→ INSTRUCTIONS TO FOLLOW:
Your task is to transcribe the data in full.
::::
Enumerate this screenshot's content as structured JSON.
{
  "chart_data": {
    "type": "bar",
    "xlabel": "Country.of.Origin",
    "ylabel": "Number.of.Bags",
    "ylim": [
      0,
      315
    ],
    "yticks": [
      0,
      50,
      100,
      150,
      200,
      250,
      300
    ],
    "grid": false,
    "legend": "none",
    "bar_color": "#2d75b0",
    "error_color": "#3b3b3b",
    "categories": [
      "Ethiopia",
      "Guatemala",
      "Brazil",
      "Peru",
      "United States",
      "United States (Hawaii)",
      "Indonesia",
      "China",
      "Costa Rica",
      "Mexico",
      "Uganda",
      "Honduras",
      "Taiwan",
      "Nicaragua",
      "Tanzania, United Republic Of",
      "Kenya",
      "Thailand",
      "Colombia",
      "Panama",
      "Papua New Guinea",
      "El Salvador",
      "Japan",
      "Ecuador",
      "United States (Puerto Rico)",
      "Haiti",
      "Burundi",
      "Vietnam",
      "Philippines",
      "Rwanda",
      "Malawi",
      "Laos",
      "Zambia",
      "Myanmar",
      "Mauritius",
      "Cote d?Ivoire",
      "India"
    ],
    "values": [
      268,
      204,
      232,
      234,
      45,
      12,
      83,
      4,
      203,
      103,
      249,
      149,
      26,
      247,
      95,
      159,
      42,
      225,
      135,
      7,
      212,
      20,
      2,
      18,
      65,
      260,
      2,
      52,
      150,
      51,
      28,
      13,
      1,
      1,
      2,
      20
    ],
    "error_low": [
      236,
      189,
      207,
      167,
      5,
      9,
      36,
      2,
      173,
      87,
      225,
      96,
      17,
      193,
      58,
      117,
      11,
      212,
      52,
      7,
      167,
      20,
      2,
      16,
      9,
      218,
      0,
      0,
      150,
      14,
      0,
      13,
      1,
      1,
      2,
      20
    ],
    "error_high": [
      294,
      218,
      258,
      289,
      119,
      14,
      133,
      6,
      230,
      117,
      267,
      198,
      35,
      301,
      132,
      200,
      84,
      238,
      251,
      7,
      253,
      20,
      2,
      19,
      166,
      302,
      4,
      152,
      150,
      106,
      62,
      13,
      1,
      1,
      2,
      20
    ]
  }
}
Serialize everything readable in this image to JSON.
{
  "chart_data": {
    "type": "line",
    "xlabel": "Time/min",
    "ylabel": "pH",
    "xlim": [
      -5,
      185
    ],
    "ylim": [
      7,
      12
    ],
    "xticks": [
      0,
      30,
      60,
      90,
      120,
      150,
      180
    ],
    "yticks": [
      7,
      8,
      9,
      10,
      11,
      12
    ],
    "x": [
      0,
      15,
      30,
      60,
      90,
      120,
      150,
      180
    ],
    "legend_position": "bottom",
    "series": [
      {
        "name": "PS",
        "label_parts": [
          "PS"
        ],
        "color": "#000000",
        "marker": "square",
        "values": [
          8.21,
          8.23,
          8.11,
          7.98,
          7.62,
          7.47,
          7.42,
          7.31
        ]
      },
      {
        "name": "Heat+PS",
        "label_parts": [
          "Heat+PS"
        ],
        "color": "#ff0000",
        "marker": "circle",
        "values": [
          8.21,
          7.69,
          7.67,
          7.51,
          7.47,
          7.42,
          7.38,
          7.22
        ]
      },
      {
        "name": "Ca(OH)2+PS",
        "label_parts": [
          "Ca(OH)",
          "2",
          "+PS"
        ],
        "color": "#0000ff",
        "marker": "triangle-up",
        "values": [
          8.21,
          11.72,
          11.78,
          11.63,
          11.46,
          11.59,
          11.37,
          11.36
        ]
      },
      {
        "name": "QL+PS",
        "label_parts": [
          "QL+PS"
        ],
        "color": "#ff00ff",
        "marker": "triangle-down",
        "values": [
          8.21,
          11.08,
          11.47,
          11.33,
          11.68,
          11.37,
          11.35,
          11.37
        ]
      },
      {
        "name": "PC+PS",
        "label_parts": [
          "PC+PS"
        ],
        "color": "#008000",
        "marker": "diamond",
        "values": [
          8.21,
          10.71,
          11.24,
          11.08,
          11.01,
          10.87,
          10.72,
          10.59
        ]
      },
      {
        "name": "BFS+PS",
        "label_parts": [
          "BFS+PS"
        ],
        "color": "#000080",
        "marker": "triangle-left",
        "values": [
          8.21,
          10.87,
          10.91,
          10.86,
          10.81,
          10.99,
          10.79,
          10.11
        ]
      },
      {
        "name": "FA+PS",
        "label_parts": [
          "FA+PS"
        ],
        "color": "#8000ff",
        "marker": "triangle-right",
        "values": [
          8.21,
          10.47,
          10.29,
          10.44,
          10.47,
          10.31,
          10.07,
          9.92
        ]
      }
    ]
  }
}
::::
→ THE RESPONSE:
Enumerate this screenshot's content as structured JSON.
{
  "chart_data": {
    "type": "bar",
    "xlabel": "Country.of.Origin",
    "ylabel": "Number.of.Bags",
    "ylim": [
      0,
      315
    ],
    "yticks": [
      0,
      50,
      100,
      150,
      200,
      250,
      300
    ],
    "grid": false,
    "legend": "none",
    "bar_color": "#2d75b0",
    "error_color": "#3b3b3b",
    "categories": [
      "Ethiopia",
      "Guatemala",
      "Brazil",
      "Peru",
      "United States",
      "United States (Hawaii)",
      "Indonesia",
      "China",
      "Costa Rica",
      "Mexico",
      "Uganda",
      "Honduras",
      "Taiwan",
      "Nicaragua",
      "Tanzania, United Republic Of",
      "Kenya",
      "Thailand",
      "Colombia",
      "Panama",
      "Papua New Guinea",
      "El Salvador",
      "Japan",
      "Ecuador",
      "United States (Puerto Rico)",
      "Haiti",
      "Burundi",
      "Vietnam",
      "Philippines",
      "Rwanda",
      "Malawi",
      "Laos",
      "Zambia",
      "Myanmar",
      "Mauritius",
      "Cote d?Ivoire",
      "India"
    ],
    "values": [
      268,
      204,
      232,
      234,
      45,
      12,
      83,
      4,
      203,
      103,
      249,
      149,
      26,
      247,
      95,
      159,
      42,
      225,
      135,
      7,
      212,
      20,
      2,
      18,
      65,
      260,
      2,
      52,
      150,
      51,
      28,
      13,
      1,
      1,
      2,
      20
    ],
    "error_low": [
      236,
      189,
      207,
      167,
      5,
      9,
      36,
      2,
      173,
      87,
      225,
      96,
      17,
      193,
      58,
      117,
      11,
      212,
      52,
      7,
      167,
      20,
      2,
      16,
      9,
      218,
      0,
      0,
      150,
      14,
      0,
      13,
      1,
      1,
      2,
      20
    ],
    "error_high": [
      294,
      218,
      258,
      289,
      119,
      14,
      133,
      6,
      230,
      117,
      267,
      198,
      35,
      301,
      132,
      200,
      84,
      238,
      251,
      7,
      253,
      20,
      2,
      19,
      166,
      302,
      4,
      152,
      150,
      106,
      62,
      13,
      1,
      1,
      2,
      20
    ]
  }
}
Serialize everything readable in this image to JSON.
{
  "chart_data": {
    "type": "line",
    "xlabel": "Time/min",
    "ylabel": "pH",
    "xlim": [
      -5,
      185
    ],
    "ylim": [
      7,
      12
    ],
    "xticks": [
      0,
      30,
      60,
      90,
      120,
      150,
      180
    ],
    "yticks": [
      7,
      8,
      9,
      10,
      11,
      12
    ],
    "x": [
      0,
      15,
      30,
      60,
      90,
      120,
      150,
      180
    ],
    "legend_position": "bottom",
    "series": [
      {
        "name": "PS",
        "label_parts": [
          "PS"
        ],
        "color": "#000000",
        "marker": "square",
        "values": [
          8.21,
          8.23,
          8.11,
          7.98,
          7.62,
          7.47,
          7.42,
          7.31
        ]
      },
      {
        "name": "Heat+PS",
        "label_parts": [
          "Heat+PS"
        ],
        "color": "#ff0000",
        "marker": "circle",
        "values": [
          8.21,
          7.69,
          7.67,
          7.51,
          7.47,
          7.42,
          7.38,
          7.22
        ]
      },
      {
        "name": "Ca(OH)2+PS",
        "label_parts": [
          "Ca(OH)",
          "2",
          "+PS"
        ],
        "color": "#0000ff",
        "marker": "triangle-up",
        "values": [
          8.21,
          11.72,
          11.78,
          11.63,
          11.46,
          11.59,
          11.37,
          11.36
        ]
      },
      {
        "name": "QL+PS",
        "label_parts": [
          "QL+PS"
        ],
        "color": "#ff00ff",
        "marker": "triangle-down",
        "values": [
          8.21,
          11.08,
          11.47,
          11.33,
          11.68,
          11.37,
          11.35,
          11.37
        ]
      },
      {
        "name": "PC+PS",
        "label_parts": [
          "PC+PS"
        ],
        "color": "#008000",
        "marker": "diamond",
        "values": [
          8.21,
          10.71,
          11.24,
          11.08,
          11.01,
          10.87,
          10.72,
          10.59
        ]
      },
      {
        "name": "BFS+PS",
        "label_parts": [
          "BFS+PS"
        ],
        "color": "#000080",
        "marker": "triangle-left",
        "values": [
          8.21,
          10.87,
          10.91,
          10.86,
          10.81,
          10.99,
          10.79,
          10.11
        ]
      },
      {
        "name": "FA+PS",
        "label_parts": [
          "FA+PS"
        ],
        "color": "#8000ff",
        "marker": "triangle-right",
        "values": [
          8.21,
          10.47,
          10.29,
          10.44,
          10.47,
          10.31,
          10.07,
          9.92
        ]
      }
    ]
  }
}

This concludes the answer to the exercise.